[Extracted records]
══════════

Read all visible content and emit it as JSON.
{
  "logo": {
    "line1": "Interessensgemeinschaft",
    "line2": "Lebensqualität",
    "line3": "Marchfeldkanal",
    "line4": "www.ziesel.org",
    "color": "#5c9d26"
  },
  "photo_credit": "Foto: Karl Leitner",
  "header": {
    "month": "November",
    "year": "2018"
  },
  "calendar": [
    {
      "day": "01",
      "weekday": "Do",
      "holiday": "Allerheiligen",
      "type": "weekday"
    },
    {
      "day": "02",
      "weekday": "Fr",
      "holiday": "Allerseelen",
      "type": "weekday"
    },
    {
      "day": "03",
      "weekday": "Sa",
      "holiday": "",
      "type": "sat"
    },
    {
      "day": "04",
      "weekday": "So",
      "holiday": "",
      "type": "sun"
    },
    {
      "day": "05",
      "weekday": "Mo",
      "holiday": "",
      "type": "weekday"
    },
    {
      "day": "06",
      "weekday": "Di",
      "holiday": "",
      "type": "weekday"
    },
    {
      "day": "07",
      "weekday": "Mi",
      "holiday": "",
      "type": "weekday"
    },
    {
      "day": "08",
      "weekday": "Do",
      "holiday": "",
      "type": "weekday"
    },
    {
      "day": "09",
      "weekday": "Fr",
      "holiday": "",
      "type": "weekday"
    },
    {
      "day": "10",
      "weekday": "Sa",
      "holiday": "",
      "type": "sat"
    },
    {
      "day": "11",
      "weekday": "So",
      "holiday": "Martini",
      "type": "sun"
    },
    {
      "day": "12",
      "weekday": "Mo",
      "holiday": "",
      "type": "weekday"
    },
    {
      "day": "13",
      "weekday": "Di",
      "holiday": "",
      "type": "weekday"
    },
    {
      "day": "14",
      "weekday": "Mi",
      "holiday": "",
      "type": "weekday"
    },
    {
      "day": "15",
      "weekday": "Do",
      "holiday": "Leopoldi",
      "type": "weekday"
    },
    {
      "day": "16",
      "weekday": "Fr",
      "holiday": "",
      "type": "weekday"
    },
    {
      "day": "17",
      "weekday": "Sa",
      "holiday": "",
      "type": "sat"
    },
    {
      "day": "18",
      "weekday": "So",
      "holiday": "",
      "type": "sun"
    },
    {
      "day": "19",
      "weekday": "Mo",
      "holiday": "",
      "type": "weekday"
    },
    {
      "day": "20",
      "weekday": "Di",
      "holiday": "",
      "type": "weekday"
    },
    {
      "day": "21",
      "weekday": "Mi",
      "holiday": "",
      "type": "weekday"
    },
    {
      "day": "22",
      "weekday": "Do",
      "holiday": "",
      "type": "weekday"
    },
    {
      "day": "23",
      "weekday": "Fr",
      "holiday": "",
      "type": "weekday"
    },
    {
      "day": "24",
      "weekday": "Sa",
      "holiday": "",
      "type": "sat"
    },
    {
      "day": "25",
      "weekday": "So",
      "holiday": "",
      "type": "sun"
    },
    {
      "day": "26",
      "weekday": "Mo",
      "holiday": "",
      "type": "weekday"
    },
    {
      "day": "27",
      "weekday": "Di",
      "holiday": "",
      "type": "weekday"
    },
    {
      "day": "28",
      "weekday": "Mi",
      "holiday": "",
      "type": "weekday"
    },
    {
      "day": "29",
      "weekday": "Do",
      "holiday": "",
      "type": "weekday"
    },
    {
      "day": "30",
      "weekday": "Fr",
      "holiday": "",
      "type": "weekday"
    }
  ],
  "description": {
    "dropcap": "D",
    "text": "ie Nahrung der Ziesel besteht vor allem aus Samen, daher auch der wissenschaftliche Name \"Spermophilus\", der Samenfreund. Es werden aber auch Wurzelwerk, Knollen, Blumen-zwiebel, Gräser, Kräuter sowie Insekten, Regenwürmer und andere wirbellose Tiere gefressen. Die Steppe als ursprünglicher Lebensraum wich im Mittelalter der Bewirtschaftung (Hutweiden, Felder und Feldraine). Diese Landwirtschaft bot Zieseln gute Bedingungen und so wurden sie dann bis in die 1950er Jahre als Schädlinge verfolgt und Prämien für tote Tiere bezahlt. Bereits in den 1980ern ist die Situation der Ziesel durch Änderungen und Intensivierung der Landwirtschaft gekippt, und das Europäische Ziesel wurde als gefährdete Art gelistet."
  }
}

══════════

GIVEN EXERCISE:
Recopy the entries above in their entirety, exactly.

RESULT OF THE TASK:
Read all visible content and emit it as JSON.
{
  "logo": {
    "line1": "Interessensgemeinschaft",
    "line2": "Lebensqualität",
    "line3": "Marchfeldkanal",
    "line4": "www.ziesel.org",
    "color": "#5c9d26"
  },
  "photo_credit": "Foto: Karl Leitner",
  "header": {
    "month": "November",
    "year": "2018"
  },
  "calendar": [
    {
      "day": "01",
      "weekday": "Do",
      "holiday": "Allerheiligen",
      "type": "weekday"
    },
    {
      "day": "02",
      "weekday": "Fr",
      "holiday": "Allerseelen",
      "type": "weekday"
    },
    {
      "day": "03",
      "weekday": "Sa",
      "holiday": "",
      "type": "sat"
    },
    {
      "day": "04",
      "weekday": "So",
      "holiday": "",
      "type": "sun"
    },
    {
      "day": "05",
      "weekday": "Mo",
      "holiday": "",
      "type": "weekday"
    },
    {
      "day": "06",
      "weekday": "Di",
      "holiday": "",
      "type": "weekday"
    },
    {
      "day": "07",
      "weekday": "Mi",
      "holiday": "",
      "type": "weekday"
    },
    {
      "day": "08",
      "weekday": "Do",
      "holiday": "",
      "type": "weekday"
    },
    {
      "day": "09",
      "weekday": "Fr",
      "holiday": "",
      "type": "weekday"
    },
    {
      "day": "10",
      "weekday": "Sa",
      "holiday": "",
      "type": "sat"
    },
    {
      "day": "11",
      "weekday": "So",
      "holiday": "Martini",
      "type": "sun"
    },
    {
      "day": "12",
      "weekday": "Mo",
      "holiday": "",
      "type": "weekday"
    },
    {
      "day": "13",
      "weekday": "Di",
      "holiday": "",
      "type": "weekday"
    },
    {
      "day": "14",
      "weekday": "Mi",
      "holiday": "",
      "type": "weekday"
    },
    {
      "day": "15",
      "weekday": "Do",
      "holiday": "Leopoldi",
      "type": "weekday"
    },
    {
      "day": "16",
      "weekday": "Fr",
      "holiday": "",
      "type": "weekday"
    },
    {
      "day": "17",
      "weekday": "Sa",
      "holiday": "",
      "type": "sat"
    },
    {
      "day": "18",
      "weekday": "So",
      "holiday": "",
      "type": "sun"
    },
    {
      "day": "19",
      "weekday": "Mo",
      "holiday": "",
      "type": "weekday"
    },
    {
      "day": "20",
      "weekday": "Di",
      "holiday": "",
      "type": "weekday"
    },
    {
      "day": "21",
      "weekday": "Mi",
      "holiday": "",
      "type": "weekday"
    },
    {
      "day": "22",
      "weekday": "Do",
      "holiday": "",
      "type": "weekday"
    },
    {
      "day": "23",
      "weekday": "Fr",
      "holiday": "",
      "type": "weekday"
    },
    {
      "day": "24",
      "weekday": "Sa",
      "holiday": "",
      "type": "sat"
    },
    {
      "day": "25",
      "weekday": "So",
      "holiday": "",
      "type": "sun"
    },
    {
      "day": "26",
      "weekday": "Mo",
      "holiday": "",
      "type": "weekday"
    },
    {
      "day": "27",
      "weekday": "Di",
      "holiday": "",
      "type": "weekday"
    },
    {
      "day": "28",
      "weekday": "Mi",
      "holiday": "",
      "type": "weekday"
    },
    {
      "day": "29",
      "weekday": "Do",
      "holiday": "",
      "type": "weekday"
    },
    {
      "day": "30",
      "weekday": "Fr",
      "holiday": "",
      "type": "weekday"
    }
  ],
  "description": {
    "dropcap": "D",
    "text": "ie Nahrung der Ziesel besteht vor allem aus Samen, daher auch der wissenschaftliche Name \"Spermophilus\", der Samenfreund. Es werden aber auch Wurzelwerk, Knollen, Blumen-zwiebel, Gräser, Kräuter sowie Insekten, Regenwürmer und andere wirbellose Tiere gefressen. Die Steppe als ursprünglicher Lebensraum wich im Mittelalter der Bewirtschaftung (Hutweiden, Felder und Feldraine). Diese Landwirtschaft bot Zieseln gute Bedingungen und so wurden sie dann bis in die 1950er Jahre als Schädlinge verfolgt und Prämien für tote Tiere bezahlt. Bereits in den 1980ern ist die Situation der Ziesel durch Änderungen und Intensivierung der Landwirtschaft gekippt, und das Europäische Ziesel wurde als gefährdete Art gelistet."
  }
}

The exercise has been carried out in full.